Skip the pictures and extract all of the lines exactly as written.

-- begin --

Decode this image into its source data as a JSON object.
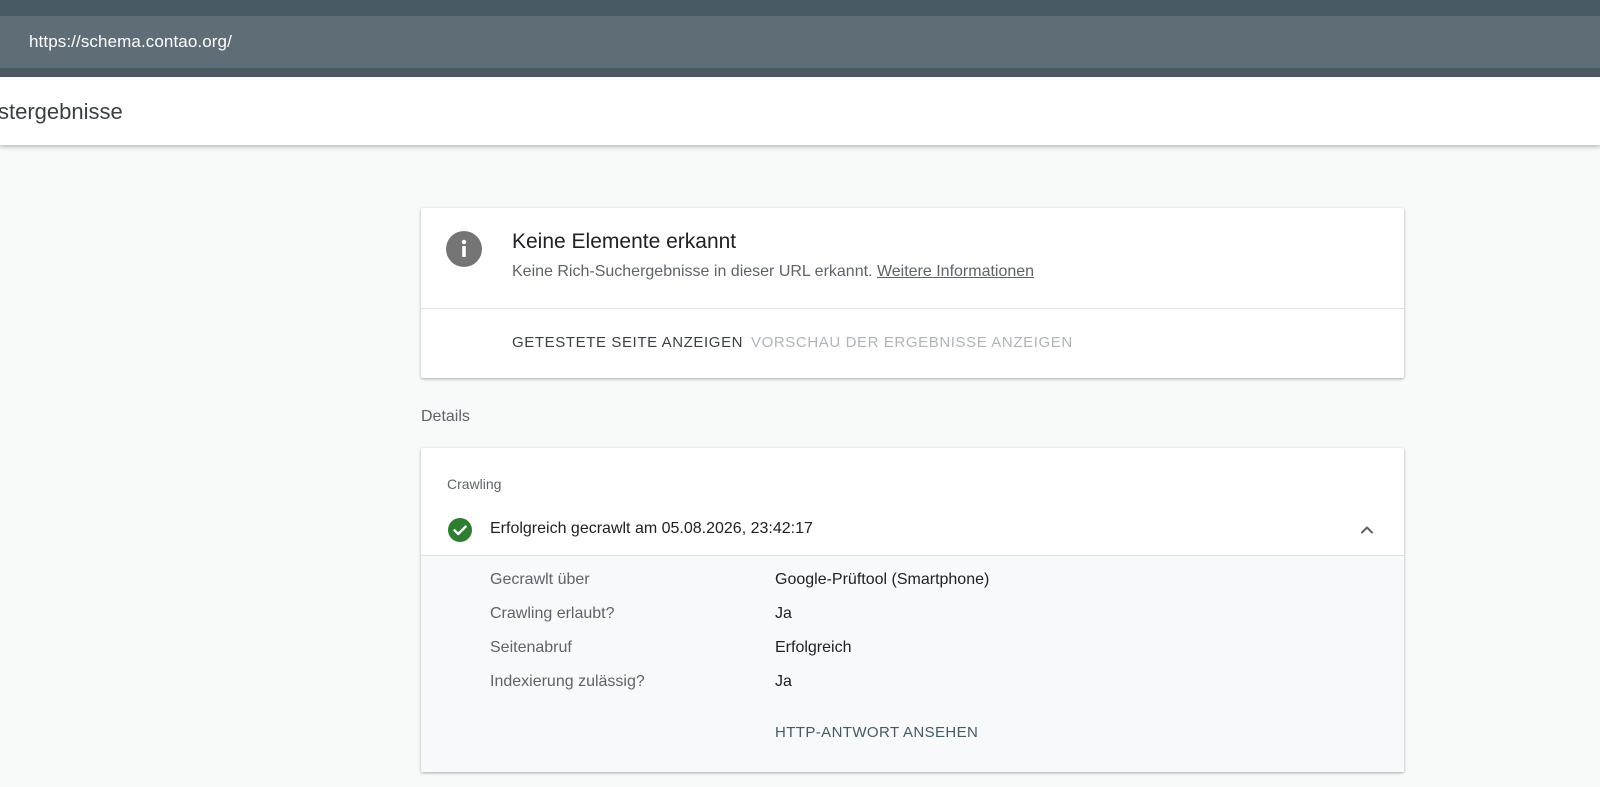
{
  "browser": {
    "url": "https://schema.contao.org/"
  },
  "header": {
    "title": "stergebnisse"
  },
  "result": {
    "icon": "info-icon",
    "title": "Keine Elemente erkannt",
    "subtitle": "Keine Rich-Suchergebnisse in dieser URL erkannt.",
    "more_info_link": "Weitere Informationen",
    "actions": {
      "tested_page": "GETESTETE SEITE ANZEIGEN",
      "preview": "VORSCHAU DER ERGEBNISSE ANZEIGEN"
    }
  },
  "details": {
    "heading": "Details",
    "crawling": {
      "label": "Crawling",
      "status_icon": "check-circle-icon",
      "status": "Erfolgreich gecrawlt am 05.08.2026, 23:42:17",
      "rows": [
        {
          "key": "Gecrawlt über",
          "value": "Google-Prüftool (Smartphone)"
        },
        {
          "key": "Crawling erlaubt?",
          "value": "Ja"
        },
        {
          "key": "Seitenabruf",
          "value": "Erfolgreich"
        },
        {
          "key": "Indexierung zulässig?",
          "value": "Ja"
        }
      ],
      "http_response_button": "HTTP-ANTWORT ANSEHEN"
    }
  },
  "colors": {
    "top_bar": "#4a5a64",
    "url_bar": "#5f6d77",
    "success_green": "#2e7d32",
    "info_grey": "#757575"
  }
}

-- end --

Answer to the task:
Decode this image into its source data as a JSON object.
{
  "browser": {
    "url": "https://schema.contao.org/"
  },
  "header": {
    "title": "stergebnisse"
  },
  "result": {
    "icon": "info-icon",
    "title": "Keine Elemente erkannt",
    "subtitle": "Keine Rich-Suchergebnisse in dieser URL erkannt.",
    "more_info_link": "Weitere Informationen",
    "actions": {
      "tested_page": "GETESTETE SEITE ANZEIGEN",
      "preview": "VORSCHAU DER ERGEBNISSE ANZEIGEN"
    }
  },
  "details": {
    "heading": "Details",
    "crawling": {
      "label": "Crawling",
      "status_icon": "check-circle-icon",
      "status": "Erfolgreich gecrawlt am 05.08.2026, 23:42:17",
      "rows": [
        {
          "key": "Gecrawlt über",
          "value": "Google-Prüftool (Smartphone)"
        },
        {
          "key": "Crawling erlaubt?",
          "value": "Ja"
        },
        {
          "key": "Seitenabruf",
          "value": "Erfolgreich"
        },
        {
          "key": "Indexierung zulässig?",
          "value": "Ja"
        }
      ],
      "http_response_button": "HTTP-ANTWORT ANSEHEN"
    }
  },
  "colors": {
    "top_bar": "#4a5a64",
    "url_bar": "#5f6d77",
    "success_green": "#2e7d32",
    "info_grey": "#757575"
  }
}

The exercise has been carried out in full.